#### [WRITTEN REQUEST]
Below are some records. Copy every line in them that holds "轿厢主控器".
___ DATASET EXTRACT ___
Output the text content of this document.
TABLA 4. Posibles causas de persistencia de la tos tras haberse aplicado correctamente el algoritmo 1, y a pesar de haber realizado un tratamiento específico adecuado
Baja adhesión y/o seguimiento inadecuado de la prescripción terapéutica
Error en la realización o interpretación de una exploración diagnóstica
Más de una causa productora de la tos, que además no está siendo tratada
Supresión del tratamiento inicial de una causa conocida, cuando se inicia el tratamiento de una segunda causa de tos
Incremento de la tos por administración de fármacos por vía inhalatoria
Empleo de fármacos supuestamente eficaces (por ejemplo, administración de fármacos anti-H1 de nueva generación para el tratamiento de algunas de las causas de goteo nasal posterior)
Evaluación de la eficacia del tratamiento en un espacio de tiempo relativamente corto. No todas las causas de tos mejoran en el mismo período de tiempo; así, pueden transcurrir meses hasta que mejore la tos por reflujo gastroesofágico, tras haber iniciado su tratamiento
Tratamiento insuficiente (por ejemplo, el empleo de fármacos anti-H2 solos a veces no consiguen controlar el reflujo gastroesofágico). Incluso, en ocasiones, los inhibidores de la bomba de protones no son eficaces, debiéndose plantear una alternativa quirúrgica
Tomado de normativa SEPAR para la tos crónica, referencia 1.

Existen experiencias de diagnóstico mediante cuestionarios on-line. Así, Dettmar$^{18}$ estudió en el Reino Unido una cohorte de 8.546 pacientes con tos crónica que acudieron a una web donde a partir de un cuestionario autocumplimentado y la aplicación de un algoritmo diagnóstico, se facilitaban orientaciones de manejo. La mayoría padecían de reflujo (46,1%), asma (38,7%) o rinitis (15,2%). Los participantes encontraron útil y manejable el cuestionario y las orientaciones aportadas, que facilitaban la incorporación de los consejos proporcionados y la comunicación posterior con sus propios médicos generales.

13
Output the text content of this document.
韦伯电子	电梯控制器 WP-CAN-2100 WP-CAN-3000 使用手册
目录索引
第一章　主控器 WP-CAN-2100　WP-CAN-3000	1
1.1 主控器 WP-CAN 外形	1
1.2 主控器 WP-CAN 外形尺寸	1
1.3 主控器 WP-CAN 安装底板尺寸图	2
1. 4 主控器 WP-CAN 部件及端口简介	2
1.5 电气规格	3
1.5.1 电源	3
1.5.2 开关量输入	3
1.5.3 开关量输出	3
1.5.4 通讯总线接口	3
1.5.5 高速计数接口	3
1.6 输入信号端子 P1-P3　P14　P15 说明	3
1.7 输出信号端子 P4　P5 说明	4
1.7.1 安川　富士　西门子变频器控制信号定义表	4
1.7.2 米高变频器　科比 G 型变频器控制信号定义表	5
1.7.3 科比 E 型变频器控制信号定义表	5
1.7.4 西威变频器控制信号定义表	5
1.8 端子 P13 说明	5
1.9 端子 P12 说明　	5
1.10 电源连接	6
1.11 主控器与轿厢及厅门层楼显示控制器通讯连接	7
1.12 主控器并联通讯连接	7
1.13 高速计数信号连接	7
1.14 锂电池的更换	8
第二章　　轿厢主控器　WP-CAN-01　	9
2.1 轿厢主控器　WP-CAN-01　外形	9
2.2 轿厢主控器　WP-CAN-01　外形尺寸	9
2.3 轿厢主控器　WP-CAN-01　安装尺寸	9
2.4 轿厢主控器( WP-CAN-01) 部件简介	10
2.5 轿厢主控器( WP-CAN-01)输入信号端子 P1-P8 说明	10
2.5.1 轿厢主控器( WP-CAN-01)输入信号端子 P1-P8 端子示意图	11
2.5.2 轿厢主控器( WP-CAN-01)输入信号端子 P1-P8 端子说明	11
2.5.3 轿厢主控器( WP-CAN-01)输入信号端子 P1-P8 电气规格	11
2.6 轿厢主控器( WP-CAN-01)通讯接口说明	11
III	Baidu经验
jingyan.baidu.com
___
#### [REPLY TO THE TASK]
第二章　　轿厢主控器　WP-CAN-01　	9
2.1 轿厢主控器　WP-CAN-01　外形	9
2.2 轿厢主控器　WP-CAN-01　外形尺寸	9
2.3 轿厢主控器　WP-CAN-01　安装尺寸	9
2.4 轿厢主控器( WP-CAN-01) 部件简介	10
2.5 轿厢主控器( WP-CAN-01)输入信号端子 P1-P8 说明	10
2.5.1 轿厢主控器( WP-CAN-01)输入信号端子 P1-P8 端子示意图	11
2.5.2 轿厢主控器( WP-CAN-01)输入信号端子 P1-P8 端子说明	11
2.5.3 轿厢主控器( WP-CAN-01)输入信号端子 P1-P8 电气规格	11
2.6 轿厢主控器( WP-CAN-01)通讯接口说明	11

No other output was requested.